_Do this_: Find every line below that contains the word "spread" and copy it out.
· · · · ·
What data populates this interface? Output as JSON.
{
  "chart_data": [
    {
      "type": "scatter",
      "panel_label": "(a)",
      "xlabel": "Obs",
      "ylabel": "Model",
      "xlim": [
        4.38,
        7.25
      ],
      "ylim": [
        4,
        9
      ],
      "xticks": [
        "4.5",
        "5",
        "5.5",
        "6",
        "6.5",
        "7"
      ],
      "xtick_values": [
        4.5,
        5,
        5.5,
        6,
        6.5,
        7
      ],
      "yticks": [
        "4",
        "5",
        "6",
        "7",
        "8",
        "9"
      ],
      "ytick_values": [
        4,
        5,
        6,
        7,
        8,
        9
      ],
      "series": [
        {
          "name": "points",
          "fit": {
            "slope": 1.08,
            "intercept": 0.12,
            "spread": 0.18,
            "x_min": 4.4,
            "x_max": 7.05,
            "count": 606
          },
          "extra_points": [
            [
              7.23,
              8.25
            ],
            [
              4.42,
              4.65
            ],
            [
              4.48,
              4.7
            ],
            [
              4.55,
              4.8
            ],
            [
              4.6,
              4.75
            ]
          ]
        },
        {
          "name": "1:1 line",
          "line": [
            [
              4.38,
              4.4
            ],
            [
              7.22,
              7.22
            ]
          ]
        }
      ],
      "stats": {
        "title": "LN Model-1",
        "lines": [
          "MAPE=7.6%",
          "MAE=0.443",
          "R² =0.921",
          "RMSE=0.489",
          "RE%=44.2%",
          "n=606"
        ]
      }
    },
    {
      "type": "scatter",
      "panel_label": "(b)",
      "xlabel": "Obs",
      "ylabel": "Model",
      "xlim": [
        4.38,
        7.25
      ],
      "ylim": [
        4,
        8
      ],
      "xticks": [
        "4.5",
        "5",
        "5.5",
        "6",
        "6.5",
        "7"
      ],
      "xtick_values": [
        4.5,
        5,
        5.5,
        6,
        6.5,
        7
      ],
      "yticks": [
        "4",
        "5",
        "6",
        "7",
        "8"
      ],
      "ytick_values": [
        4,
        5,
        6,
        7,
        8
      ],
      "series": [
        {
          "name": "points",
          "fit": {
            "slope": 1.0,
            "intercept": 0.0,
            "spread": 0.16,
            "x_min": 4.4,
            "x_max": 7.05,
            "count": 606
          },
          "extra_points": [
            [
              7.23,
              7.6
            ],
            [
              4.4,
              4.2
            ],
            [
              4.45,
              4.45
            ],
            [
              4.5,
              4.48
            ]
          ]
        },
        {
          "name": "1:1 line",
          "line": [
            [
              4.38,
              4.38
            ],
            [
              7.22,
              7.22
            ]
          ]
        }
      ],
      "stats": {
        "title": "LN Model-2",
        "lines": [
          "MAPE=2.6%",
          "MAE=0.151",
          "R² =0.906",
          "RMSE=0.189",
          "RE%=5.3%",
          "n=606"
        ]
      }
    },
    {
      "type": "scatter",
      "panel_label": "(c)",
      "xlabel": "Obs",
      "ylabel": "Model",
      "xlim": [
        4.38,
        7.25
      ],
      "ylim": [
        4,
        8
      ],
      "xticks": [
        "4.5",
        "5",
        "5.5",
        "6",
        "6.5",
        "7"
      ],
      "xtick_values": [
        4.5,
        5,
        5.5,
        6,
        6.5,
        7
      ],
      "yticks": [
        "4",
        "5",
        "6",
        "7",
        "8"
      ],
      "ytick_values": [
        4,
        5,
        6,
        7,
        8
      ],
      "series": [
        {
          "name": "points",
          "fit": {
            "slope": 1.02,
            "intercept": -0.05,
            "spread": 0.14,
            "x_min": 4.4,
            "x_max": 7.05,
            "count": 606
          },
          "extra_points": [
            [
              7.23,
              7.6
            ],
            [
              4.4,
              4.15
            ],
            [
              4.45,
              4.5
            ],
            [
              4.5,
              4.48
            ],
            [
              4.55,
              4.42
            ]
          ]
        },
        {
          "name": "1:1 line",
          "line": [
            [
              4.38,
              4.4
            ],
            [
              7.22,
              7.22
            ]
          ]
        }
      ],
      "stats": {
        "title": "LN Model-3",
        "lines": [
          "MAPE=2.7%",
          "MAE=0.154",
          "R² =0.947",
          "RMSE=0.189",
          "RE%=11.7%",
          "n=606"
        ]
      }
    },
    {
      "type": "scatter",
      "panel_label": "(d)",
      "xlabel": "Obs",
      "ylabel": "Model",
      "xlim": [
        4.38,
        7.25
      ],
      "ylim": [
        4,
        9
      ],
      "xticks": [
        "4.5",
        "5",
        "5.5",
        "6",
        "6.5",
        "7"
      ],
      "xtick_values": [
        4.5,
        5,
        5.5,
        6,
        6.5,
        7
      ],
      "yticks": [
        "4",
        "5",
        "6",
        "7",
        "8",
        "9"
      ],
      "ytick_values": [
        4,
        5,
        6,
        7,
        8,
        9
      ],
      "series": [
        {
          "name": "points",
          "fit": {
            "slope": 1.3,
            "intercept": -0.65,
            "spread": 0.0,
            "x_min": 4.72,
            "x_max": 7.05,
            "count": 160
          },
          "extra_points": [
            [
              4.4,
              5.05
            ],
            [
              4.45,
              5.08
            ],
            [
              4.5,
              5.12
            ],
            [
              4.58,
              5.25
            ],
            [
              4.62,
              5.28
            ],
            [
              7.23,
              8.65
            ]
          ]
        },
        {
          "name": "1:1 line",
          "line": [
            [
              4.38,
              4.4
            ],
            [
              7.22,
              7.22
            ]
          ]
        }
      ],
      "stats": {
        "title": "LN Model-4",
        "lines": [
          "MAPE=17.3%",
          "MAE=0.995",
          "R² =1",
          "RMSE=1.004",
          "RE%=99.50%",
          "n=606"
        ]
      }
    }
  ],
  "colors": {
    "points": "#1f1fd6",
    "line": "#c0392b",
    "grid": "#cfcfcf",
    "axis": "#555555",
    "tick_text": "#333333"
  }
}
· · · · ·
_Output of the task_:
            "spread": 0.18,
            "spread": 0.16,
            "spread": 0.14,
            "spread": 0.0,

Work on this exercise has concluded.